WHAT IS EXPECTED: Please carry on the essay about the Supreme Court's reliance on history from where it stops, not the material after it.

SUPPLIED PASSAGE:
▬▬▬▬▬▬

AN APPEAL TO BOOKS.

AuthorAli, Amir H.

This feels a fit, even urgent, moment to celebrate our books and the role they play vis-a-vis the law, the courts, and the truth.

As this issue goes to print, our nation's highest court faces forceful criticism that some of its most significant decisions have been detached from objective fact. In recent Terms, the Supreme Court's majority has doubled down on deciding major constitutional questions based on "history and tradition"--that is, the majority's understanding of what the nation was like centuries ago. (1) Just as quickly as these justices praised the objectivity of their fealty to history, they met widespread rebuke from historians. These actual experts in history observed that the Court's work fails basic standards for historical analysis and distorts historical facts toward a particular end. This occurs at a time when public confidence in the Supreme Court is at an all-time low, (2) and concern for the spread of misinformation is high and rising. (3)

This predicament--anointing "history and tradition" the centerpiece for delineating important rights, only to offer an inexpert and inaccurate historical account--has profound societal implications. It differs from the usual critiques of judicial decisionmaking, such as disagreement as to what the outcome is in a case, what the law is, or what methodology is best. The worry here is that a branch of government, led by the country's highest court, is issuing opinions that endorse questionable--even fringe--accounts of our nation's history. Those decisions are broadcast with a built-in megaphone: Supreme Court opinions, along with any false history in them, are widely disseminated by a media characterized by rapid news cycles and 280-character takes, rather than critical analysis. The Court's major opinions, along with any dubious history, are incorporated into textbooks that the next generation of students will read in their high school civics classes. And because the Supreme Court gets the final word in our legal system, a whole machinery of lawyers and judges will be required to accept the Supreme Court's version of history as precedent and even build on it, irrespective of its truth.

▬▬▬▬▬▬

INFORMATION SUPPLIED:
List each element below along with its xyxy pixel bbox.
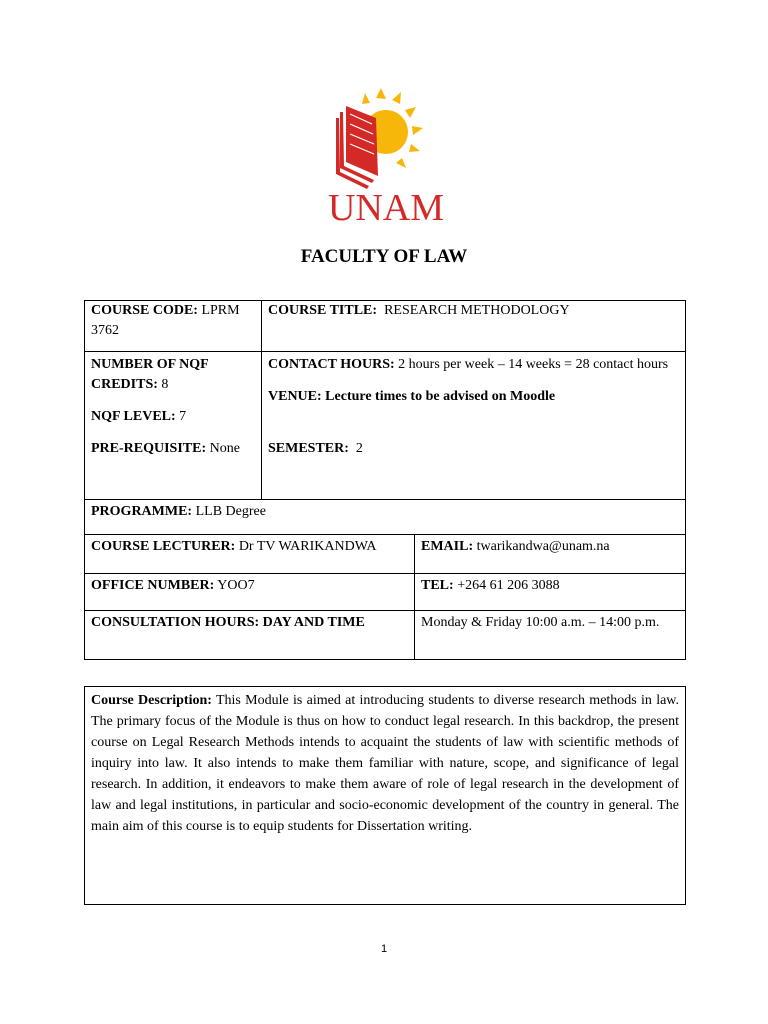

▬▬▬▬▬▬

RESULT OF THIS TASK:
So, how do we set the record straight? That question--how society responds when the judiciary embraces an untrue or incomplete narrative of who we are and how we came to be as a country--is an immense one. While I don't have all the answers, I am sure of one thing: books will have a central role to play. The Supreme Court binds lawyers and judges in our courts, but it does not bind an author's pen. Books, in their depth and their unique ability to pull us in, will tell us the full story.

Admittedly, this inverts the usual orientation of the legal profession when considering the relation of books and courts. Many prior Forewords to this esteemed Book Review, for instance, indulged the question of how books can or have been useful to, or endorsed by, courts. (4) This orientation toward seeking validation from courts is second nature for us lawyers. We look to judges every day to evaluate and judge the arguments we make. Our legal education places judicial opinions at the center of most classes and exams. Many legal scholars, including one whose book is reviewed in this volume, convey their prominence based on the number of times they've been cited by justices. (5)

This is a moment to resist that reflex--to ask not whether and how our literature has been validated by courts, but whether and how our courts have been validated by literature. After all, if our books don't tell us the whole story, who will?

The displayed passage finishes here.